Data extracted from a collection:
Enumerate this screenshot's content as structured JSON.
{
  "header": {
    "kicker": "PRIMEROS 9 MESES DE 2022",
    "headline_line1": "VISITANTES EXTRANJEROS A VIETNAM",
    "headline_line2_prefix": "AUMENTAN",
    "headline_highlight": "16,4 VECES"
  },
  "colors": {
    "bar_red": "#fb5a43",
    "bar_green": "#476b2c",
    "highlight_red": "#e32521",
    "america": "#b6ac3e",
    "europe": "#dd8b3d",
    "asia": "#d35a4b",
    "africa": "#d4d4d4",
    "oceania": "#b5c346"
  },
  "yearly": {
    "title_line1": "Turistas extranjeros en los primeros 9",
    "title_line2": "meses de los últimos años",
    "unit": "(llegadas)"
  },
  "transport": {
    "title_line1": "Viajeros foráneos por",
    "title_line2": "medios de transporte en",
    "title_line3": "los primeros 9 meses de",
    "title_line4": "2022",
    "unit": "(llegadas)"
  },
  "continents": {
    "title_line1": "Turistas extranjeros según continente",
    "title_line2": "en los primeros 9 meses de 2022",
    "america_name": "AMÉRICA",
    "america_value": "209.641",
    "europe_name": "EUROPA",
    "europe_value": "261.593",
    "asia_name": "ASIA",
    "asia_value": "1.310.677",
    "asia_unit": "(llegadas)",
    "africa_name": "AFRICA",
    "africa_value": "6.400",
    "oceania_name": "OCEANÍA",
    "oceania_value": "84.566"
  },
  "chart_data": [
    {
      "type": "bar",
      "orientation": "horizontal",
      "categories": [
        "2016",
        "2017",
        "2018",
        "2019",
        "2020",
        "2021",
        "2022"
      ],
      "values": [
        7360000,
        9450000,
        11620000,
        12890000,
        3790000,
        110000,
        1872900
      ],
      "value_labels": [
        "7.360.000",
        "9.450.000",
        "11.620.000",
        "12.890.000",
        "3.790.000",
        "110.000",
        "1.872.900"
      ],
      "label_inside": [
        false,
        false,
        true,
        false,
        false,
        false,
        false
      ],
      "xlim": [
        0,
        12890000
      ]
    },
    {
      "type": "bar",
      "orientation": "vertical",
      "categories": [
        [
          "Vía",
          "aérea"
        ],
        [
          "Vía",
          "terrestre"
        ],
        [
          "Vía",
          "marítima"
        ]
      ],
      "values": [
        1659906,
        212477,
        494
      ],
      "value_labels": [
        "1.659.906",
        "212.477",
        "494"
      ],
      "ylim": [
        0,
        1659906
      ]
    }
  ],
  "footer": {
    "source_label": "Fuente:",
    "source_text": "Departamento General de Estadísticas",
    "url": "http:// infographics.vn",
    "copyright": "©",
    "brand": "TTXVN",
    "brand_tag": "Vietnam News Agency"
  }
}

→ **GIVEN EXERCISE**: Repeat every record, keeping each word and mark exactly as it is.

→ **FINAL ANSWER**:
Enumerate this screenshot's content as structured JSON.
{
  "header": {
    "kicker": "PRIMEROS 9 MESES DE 2022",
    "headline_line1": "VISITANTES EXTRANJEROS A VIETNAM",
    "headline_line2_prefix": "AUMENTAN",
    "headline_highlight": "16,4 VECES"
  },
  "colors": {
    "bar_red": "#fb5a43",
    "bar_green": "#476b2c",
    "highlight_red": "#e32521",
    "america": "#b6ac3e",
    "europe": "#dd8b3d",
    "asia": "#d35a4b",
    "africa": "#d4d4d4",
    "oceania": "#b5c346"
  },
  "yearly": {
    "title_line1": "Turistas extranjeros en los primeros 9",
    "title_line2": "meses de los últimos años",
    "unit": "(llegadas)"
  },
  "transport": {
    "title_line1": "Viajeros foráneos por",
    "title_line2": "medios de transporte en",
    "title_line3": "los primeros 9 meses de",
    "title_line4": "2022",
    "unit": "(llegadas)"
  },
  "continents": {
    "title_line1": "Turistas extranjeros según continente",
    "title_line2": "en los primeros 9 meses de 2022",
    "america_name": "AMÉRICA",
    "america_value": "209.641",
    "europe_name": "EUROPA",
    "europe_value": "261.593",
    "asia_name": "ASIA",
    "asia_value": "1.310.677",
    "asia_unit": "(llegadas)",
    "africa_name": "AFRICA",
    "africa_value": "6.400",
    "oceania_name": "OCEANÍA",
    "oceania_value": "84.566"
  },
  "chart_data": [
    {
      "type": "bar",
      "orientation": "horizontal",
      "categories": [
        "2016",
        "2017",
        "2018",
        "2019",
        "2020",
        "2021",
        "2022"
      ],
      "values": [
        7360000,
        9450000,
        11620000,
        12890000,
        3790000,
        110000,
        1872900
      ],
      "value_labels": [
        "7.360.000",
        "9.450.000",
        "11.620.000",
        "12.890.000",
        "3.790.000",
        "110.000",
        "1.872.900"
      ],
      "label_inside": [
        false,
        false,
        true,
        false,
        false,
        false,
        false
      ],
      "xlim": [
        0,
        12890000
      ]
    },
    {
      "type": "bar",
      "orientation": "vertical",
      "categories": [
        [
          "Vía",
          "aérea"
        ],
        [
          "Vía",
          "terrestre"
        ],
        [
          "Vía",
          "marítima"
        ]
      ],
      "values": [
        1659906,
        212477,
        494
      ],
      "value_labels": [
        "1.659.906",
        "212.477",
        "494"
      ],
      "ylim": [
        0,
        1659906
      ]
    }
  ],
  "footer": {
    "source_label": "Fuente:",
    "source_text": "Departamento General de Estadísticas",
    "url": "http:// infographics.vn",
    "copyright": "©",
    "brand": "TTXVN",
    "brand_tag": "Vietnam News Agency"
  }
}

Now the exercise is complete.